## WHAT TO PRODUCE
Please state how many lines in the records contain the string "label", with no words besides the number.
========
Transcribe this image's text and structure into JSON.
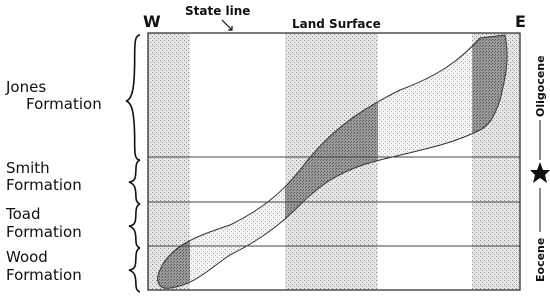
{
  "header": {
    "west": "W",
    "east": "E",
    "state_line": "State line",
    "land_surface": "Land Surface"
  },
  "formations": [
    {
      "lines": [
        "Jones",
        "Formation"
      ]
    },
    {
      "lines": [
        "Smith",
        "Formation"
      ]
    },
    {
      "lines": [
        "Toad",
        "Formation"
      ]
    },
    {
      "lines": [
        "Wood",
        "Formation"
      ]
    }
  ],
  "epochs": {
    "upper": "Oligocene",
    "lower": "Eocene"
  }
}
========
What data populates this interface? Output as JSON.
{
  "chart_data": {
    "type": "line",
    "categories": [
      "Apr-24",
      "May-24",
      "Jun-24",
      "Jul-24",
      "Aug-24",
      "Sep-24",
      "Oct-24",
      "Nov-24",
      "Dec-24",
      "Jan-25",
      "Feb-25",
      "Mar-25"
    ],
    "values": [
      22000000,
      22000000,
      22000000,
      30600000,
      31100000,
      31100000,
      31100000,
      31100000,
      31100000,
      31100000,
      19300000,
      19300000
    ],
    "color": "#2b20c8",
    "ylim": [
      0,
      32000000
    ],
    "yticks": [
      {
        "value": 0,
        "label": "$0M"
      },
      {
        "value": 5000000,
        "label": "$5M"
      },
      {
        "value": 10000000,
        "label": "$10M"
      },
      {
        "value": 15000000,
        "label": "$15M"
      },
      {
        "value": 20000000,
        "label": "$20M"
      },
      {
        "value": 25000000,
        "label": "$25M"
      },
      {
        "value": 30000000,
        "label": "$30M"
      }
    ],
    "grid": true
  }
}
========
## THE ANSWER
7